BRIEF - Copy out the data below verbatim.

ITEMS -

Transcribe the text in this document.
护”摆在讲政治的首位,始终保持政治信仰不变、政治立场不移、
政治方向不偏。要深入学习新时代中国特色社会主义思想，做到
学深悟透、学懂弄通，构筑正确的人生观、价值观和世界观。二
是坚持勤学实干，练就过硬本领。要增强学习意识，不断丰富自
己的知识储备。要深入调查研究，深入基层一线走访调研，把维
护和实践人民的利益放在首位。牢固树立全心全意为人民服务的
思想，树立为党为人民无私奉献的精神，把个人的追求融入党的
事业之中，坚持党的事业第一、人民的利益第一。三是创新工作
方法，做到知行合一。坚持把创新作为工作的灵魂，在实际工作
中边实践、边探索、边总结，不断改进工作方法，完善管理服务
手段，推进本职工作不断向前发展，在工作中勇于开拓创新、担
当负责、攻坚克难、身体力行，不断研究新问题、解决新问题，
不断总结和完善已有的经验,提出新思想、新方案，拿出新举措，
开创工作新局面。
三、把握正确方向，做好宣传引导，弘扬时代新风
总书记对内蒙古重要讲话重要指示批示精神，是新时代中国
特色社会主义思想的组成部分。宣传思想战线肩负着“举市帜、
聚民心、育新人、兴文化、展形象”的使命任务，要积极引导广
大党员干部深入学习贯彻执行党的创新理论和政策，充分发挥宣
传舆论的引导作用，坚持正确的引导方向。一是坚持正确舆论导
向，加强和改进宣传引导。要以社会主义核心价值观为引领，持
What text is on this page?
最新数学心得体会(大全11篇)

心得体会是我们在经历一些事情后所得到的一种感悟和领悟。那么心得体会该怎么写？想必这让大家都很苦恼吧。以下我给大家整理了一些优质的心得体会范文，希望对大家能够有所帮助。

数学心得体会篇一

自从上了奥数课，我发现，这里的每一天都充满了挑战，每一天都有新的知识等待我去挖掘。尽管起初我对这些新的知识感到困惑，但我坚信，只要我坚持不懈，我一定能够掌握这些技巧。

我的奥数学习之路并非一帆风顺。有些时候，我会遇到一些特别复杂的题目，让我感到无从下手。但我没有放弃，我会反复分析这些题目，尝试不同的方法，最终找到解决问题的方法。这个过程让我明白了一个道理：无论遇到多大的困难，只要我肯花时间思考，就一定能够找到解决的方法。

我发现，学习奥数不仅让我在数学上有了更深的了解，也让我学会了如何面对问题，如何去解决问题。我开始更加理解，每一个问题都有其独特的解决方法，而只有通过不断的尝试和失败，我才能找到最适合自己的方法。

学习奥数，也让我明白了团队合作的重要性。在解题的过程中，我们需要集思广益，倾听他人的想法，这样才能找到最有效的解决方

SOLUTION TO THE PROBLEM -
Transcribe the text in this document.
护”摆在讲政治的首位,始终保持政治信仰不变、政治立场不移、
政治方向不偏。要深入学习新时代中国特色社会主义思想，做到
学深悟透、学懂弄通，构筑正确的人生观、价值观和世界观。二
是坚持勤学实干，练就过硬本领。要增强学习意识，不断丰富自
己的知识储备。要深入调查研究，深入基层一线走访调研，把维
护和实践人民的利益放在首位。牢固树立全心全意为人民服务的
思想，树立为党为人民无私奉献的精神，把个人的追求融入党的
事业之中，坚持党的事业第一、人民的利益第一。三是创新工作
方法，做到知行合一。坚持把创新作为工作的灵魂，在实际工作
中边实践、边探索、边总结，不断改进工作方法，完善管理服务
手段，推进本职工作不断向前发展，在工作中勇于开拓创新、担
当负责、攻坚克难、身体力行，不断研究新问题、解决新问题，
不断总结和完善已有的经验,提出新思想、新方案，拿出新举措，
开创工作新局面。
三、把握正确方向，做好宣传引导，弘扬时代新风
总书记对内蒙古重要讲话重要指示批示精神，是新时代中国
特色社会主义思想的组成部分。宣传思想战线肩负着“举市帜、
聚民心、育新人、兴文化、展形象”的使命任务，要积极引导广
大党员干部深入学习贯彻执行党的创新理论和政策，充分发挥宣
传舆论的引导作用，坚持正确的引导方向。一是坚持正确舆论导
向，加强和改进宣传引导。要以社会主义核心价值观为引领，持
What text is on this page?
最新数学心得体会(大全11篇)

心得体会是我们在经历一些事情后所得到的一种感悟和领悟。那么心得体会该怎么写？想必这让大家都很苦恼吧。以下我给大家整理了一些优质的心得体会范文，希望对大家能够有所帮助。

数学心得体会篇一

自从上了奥数课，我发现，这里的每一天都充满了挑战，每一天都有新的知识等待我去挖掘。尽管起初我对这些新的知识感到困惑，但我坚信，只要我坚持不懈，我一定能够掌握这些技巧。

我的奥数学习之路并非一帆风顺。有些时候，我会遇到一些特别复杂的题目，让我感到无从下手。但我没有放弃，我会反复分析这些题目，尝试不同的方法，最终找到解决问题的方法。这个过程让我明白了一个道理：无论遇到多大的困难，只要我肯花时间思考，就一定能够找到解决的方法。

我发现，学习奥数不仅让我在数学上有了更深的了解，也让我学会了如何面对问题，如何去解决问题。我开始更加理解，每一个问题都有其独特的解决方法，而只有通过不断的尝试和失败，我才能找到最适合自己的方法。

学习奥数，也让我明白了团队合作的重要性。在解题的过程中，我们需要集思广益，倾听他人的想法，这样才能找到最有效的解决方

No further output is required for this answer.